#### [Record set]
==========

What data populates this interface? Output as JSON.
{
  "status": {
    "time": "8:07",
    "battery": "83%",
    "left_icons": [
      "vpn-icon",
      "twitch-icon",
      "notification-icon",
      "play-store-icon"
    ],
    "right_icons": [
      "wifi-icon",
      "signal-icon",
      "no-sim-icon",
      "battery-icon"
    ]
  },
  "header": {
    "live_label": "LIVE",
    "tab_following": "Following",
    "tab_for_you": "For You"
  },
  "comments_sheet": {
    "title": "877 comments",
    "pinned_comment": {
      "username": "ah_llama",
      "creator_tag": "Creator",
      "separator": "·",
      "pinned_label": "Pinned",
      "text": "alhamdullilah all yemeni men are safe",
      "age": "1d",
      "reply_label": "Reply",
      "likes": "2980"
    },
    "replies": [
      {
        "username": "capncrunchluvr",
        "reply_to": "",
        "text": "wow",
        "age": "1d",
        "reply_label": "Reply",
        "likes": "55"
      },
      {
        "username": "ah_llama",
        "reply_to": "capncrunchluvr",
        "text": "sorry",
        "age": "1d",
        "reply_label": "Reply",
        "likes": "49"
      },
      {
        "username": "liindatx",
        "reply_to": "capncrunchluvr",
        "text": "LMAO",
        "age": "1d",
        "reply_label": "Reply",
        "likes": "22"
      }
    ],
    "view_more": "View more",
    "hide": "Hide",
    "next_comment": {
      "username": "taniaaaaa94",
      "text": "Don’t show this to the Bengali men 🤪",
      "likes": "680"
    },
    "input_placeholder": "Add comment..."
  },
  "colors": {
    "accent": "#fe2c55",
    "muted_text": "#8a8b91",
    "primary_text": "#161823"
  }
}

==========

#### [The exercise]
Copy all lines from the material that contain "username".

#### [The solution]
      "username": "ah_llama",
        "username": "capncrunchluvr",
        "username": "ah_llama",
        "username": "liindatx",
      "username": "taniaaaaa94",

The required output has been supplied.